» WHAT THE TASK REQUIRES
Copy each line holding the string "distance".

==== RECORDS FOR THIS EXERCISE

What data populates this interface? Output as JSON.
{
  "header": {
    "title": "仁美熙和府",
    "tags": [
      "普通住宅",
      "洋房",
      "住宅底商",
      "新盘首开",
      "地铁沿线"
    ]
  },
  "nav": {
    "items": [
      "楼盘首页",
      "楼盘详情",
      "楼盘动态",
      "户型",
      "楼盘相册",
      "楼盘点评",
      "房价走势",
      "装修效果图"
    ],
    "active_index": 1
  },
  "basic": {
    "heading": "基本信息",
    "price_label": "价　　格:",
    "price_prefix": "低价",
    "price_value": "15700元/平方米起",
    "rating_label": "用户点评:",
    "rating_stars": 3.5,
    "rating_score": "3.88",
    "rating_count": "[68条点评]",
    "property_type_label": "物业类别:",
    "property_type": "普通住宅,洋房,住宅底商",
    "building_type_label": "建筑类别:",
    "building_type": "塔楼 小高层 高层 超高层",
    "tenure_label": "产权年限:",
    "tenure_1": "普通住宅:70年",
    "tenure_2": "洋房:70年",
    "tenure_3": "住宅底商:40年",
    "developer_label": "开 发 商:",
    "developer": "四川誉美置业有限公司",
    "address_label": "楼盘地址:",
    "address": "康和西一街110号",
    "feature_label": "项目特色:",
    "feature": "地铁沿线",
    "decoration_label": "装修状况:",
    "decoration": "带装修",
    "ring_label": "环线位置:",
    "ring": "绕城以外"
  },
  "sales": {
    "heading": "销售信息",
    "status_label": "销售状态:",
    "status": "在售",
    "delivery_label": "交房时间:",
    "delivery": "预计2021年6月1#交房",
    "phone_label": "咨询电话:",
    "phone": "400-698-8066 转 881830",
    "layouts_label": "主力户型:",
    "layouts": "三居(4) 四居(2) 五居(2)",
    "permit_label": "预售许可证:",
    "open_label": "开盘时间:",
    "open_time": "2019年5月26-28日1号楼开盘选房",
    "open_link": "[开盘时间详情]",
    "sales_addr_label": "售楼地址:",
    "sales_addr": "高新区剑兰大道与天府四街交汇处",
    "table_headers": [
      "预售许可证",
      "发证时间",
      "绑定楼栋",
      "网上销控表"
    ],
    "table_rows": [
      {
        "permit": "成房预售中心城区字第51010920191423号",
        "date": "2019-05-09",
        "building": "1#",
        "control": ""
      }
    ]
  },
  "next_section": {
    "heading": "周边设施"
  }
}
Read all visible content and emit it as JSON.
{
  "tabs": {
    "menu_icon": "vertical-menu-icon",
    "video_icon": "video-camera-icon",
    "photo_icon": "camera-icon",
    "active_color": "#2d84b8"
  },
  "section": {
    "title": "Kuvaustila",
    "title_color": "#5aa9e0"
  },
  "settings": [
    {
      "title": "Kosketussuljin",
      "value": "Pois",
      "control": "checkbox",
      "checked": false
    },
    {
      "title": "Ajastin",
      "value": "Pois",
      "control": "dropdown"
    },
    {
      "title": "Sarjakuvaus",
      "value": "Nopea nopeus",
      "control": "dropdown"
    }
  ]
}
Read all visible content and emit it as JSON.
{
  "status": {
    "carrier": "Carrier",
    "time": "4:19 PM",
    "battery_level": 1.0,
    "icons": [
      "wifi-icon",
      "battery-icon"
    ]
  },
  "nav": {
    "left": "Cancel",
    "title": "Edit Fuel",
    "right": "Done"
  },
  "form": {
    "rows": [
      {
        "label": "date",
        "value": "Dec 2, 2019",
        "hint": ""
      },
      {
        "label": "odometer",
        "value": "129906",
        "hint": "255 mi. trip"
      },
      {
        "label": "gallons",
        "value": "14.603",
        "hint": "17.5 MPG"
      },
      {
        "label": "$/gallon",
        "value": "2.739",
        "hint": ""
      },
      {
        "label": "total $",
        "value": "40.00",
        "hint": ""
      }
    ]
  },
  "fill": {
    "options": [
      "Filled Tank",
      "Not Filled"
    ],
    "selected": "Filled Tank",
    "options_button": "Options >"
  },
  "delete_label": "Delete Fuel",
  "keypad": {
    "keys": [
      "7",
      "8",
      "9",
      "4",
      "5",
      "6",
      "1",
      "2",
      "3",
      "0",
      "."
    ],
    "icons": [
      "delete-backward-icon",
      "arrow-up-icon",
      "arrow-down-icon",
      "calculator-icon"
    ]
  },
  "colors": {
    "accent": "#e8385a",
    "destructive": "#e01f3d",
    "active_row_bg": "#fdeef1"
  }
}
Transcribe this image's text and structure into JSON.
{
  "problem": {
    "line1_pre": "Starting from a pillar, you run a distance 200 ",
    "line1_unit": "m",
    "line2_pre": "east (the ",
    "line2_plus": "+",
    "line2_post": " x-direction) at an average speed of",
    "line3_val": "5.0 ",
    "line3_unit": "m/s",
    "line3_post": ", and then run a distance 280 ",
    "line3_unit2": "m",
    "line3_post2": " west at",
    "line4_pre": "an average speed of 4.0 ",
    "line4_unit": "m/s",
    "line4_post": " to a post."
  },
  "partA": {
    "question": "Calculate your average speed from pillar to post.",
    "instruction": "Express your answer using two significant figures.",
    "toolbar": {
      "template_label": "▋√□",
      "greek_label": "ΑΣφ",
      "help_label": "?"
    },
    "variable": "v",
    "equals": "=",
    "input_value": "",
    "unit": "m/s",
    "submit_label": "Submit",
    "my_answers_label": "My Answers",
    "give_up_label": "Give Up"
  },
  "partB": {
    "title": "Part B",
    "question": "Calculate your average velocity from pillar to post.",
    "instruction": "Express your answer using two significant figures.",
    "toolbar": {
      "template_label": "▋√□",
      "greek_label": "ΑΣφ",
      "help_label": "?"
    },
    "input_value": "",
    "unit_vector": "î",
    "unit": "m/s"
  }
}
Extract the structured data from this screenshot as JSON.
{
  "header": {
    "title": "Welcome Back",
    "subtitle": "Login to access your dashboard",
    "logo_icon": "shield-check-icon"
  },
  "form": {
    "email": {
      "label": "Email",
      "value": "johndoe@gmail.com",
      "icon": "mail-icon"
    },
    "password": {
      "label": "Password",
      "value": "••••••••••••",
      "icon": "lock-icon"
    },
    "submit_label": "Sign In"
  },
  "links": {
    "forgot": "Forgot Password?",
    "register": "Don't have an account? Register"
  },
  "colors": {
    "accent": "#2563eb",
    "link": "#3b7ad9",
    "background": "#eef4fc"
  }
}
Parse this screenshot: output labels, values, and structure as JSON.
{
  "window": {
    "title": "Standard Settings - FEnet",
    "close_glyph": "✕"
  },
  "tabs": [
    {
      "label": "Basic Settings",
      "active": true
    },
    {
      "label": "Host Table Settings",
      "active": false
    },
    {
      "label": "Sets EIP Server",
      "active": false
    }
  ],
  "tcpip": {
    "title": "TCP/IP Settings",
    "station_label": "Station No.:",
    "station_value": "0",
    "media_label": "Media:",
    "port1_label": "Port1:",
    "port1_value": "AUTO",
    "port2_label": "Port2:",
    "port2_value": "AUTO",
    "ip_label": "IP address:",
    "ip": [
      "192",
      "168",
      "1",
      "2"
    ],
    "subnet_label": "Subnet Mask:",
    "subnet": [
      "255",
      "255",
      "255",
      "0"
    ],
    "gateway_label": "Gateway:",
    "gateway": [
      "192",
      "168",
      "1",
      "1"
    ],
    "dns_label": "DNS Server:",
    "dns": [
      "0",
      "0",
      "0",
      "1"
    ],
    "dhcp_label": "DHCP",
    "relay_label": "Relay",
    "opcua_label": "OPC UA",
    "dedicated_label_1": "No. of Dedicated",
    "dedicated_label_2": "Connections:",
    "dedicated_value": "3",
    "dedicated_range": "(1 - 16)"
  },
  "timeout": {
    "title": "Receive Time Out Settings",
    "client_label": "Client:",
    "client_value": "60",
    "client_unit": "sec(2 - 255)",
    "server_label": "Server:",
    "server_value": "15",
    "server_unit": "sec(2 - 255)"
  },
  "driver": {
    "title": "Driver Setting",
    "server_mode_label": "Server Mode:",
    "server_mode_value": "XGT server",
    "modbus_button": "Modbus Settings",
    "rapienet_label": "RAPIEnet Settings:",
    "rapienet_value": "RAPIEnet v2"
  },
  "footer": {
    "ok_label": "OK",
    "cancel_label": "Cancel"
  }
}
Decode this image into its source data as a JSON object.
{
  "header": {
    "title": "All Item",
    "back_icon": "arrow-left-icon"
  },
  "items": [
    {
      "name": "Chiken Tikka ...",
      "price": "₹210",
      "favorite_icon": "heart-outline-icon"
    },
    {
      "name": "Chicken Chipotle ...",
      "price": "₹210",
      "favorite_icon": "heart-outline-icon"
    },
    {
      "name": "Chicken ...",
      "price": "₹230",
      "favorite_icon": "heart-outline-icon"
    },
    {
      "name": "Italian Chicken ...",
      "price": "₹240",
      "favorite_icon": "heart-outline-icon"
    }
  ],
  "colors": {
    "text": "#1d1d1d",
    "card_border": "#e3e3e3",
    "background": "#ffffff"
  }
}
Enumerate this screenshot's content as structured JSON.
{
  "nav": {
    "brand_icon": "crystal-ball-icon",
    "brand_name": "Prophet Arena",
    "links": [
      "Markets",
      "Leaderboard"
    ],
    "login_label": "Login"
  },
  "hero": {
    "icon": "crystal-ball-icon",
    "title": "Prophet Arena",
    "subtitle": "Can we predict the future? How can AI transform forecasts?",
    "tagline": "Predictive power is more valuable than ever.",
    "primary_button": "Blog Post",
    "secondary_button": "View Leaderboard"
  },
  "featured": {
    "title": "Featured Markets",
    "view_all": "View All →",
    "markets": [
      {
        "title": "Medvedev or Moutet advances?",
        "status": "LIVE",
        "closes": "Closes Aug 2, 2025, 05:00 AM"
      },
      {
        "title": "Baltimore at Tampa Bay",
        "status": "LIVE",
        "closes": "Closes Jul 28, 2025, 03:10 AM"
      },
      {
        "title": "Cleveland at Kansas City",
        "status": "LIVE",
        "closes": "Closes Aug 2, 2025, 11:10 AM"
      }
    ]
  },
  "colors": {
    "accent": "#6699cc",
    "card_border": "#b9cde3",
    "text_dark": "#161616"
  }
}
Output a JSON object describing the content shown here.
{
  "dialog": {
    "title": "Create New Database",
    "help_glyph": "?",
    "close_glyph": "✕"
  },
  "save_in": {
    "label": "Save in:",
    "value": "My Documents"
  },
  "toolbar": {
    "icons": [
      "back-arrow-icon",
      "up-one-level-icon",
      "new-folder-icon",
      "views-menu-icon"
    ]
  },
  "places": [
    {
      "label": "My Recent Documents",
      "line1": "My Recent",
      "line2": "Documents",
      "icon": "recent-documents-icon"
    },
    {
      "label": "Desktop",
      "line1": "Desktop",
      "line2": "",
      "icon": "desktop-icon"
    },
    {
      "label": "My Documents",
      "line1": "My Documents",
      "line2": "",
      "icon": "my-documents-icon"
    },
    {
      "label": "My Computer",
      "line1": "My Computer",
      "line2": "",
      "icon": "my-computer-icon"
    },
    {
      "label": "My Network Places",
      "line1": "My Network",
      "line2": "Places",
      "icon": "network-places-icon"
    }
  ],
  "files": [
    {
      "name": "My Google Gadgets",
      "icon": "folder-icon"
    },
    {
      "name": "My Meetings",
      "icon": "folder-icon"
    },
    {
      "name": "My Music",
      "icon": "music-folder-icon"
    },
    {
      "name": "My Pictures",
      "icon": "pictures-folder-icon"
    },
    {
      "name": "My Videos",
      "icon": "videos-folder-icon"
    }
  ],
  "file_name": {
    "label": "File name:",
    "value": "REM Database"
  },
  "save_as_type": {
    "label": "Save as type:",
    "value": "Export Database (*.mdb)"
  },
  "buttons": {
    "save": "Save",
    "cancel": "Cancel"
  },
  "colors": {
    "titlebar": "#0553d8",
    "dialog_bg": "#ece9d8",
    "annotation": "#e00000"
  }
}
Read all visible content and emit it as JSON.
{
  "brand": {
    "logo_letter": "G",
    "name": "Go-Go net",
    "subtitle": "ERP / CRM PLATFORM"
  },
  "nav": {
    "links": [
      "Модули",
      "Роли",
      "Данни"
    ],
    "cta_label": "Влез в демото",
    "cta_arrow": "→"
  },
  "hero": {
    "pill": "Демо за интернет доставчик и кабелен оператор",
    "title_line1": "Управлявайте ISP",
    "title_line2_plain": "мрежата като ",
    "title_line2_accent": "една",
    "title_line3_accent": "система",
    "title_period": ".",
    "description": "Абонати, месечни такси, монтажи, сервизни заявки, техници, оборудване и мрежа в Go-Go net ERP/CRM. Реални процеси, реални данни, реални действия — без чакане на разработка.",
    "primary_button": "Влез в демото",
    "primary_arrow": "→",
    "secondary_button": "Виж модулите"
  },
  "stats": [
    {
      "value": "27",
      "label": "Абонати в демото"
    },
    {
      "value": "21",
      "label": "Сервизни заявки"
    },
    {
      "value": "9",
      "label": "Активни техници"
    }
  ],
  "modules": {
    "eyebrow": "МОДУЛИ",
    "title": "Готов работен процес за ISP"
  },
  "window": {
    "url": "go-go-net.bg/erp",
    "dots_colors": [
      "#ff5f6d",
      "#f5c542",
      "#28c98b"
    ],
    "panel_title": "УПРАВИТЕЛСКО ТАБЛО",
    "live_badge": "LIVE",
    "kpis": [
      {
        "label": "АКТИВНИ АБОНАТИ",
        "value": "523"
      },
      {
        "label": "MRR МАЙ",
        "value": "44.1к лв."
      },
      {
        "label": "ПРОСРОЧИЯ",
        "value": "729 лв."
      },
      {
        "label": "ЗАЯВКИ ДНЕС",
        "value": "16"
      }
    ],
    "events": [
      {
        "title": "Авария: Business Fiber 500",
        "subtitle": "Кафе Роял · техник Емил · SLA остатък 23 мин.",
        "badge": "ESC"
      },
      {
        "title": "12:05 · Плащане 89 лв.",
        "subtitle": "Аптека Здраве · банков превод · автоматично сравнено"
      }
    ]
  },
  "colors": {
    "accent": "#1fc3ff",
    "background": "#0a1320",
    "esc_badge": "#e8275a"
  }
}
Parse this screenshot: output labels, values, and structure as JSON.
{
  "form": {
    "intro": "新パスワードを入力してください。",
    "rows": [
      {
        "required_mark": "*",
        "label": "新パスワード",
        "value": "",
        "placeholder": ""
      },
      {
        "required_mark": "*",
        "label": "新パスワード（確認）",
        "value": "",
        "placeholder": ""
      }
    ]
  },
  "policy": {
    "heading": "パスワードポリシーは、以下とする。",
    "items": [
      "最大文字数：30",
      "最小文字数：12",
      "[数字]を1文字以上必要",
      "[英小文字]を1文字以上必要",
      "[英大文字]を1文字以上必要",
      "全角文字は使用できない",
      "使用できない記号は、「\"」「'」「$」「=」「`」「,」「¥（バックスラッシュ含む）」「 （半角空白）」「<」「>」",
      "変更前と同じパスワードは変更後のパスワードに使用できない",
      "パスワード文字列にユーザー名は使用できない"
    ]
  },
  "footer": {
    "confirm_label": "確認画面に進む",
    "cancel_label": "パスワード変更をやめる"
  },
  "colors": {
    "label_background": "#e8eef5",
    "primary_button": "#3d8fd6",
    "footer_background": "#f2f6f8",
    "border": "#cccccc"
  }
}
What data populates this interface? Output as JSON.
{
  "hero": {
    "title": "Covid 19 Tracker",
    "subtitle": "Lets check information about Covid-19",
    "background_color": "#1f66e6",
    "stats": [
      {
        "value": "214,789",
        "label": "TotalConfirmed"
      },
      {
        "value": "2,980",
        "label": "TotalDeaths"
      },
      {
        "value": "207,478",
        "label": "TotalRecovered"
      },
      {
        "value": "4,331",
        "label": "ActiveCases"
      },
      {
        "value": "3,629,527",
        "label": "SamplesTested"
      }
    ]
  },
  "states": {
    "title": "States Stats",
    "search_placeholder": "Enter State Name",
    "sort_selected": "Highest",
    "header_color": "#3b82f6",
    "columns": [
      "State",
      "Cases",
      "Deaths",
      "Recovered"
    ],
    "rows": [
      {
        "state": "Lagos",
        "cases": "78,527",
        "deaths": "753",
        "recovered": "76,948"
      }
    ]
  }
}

========

» WRITTEN SOLUTION
    "line1_pre": "Starting from a pillar, you run a distance 200 ",
    "line3_post": ", and then run a distance 280 ",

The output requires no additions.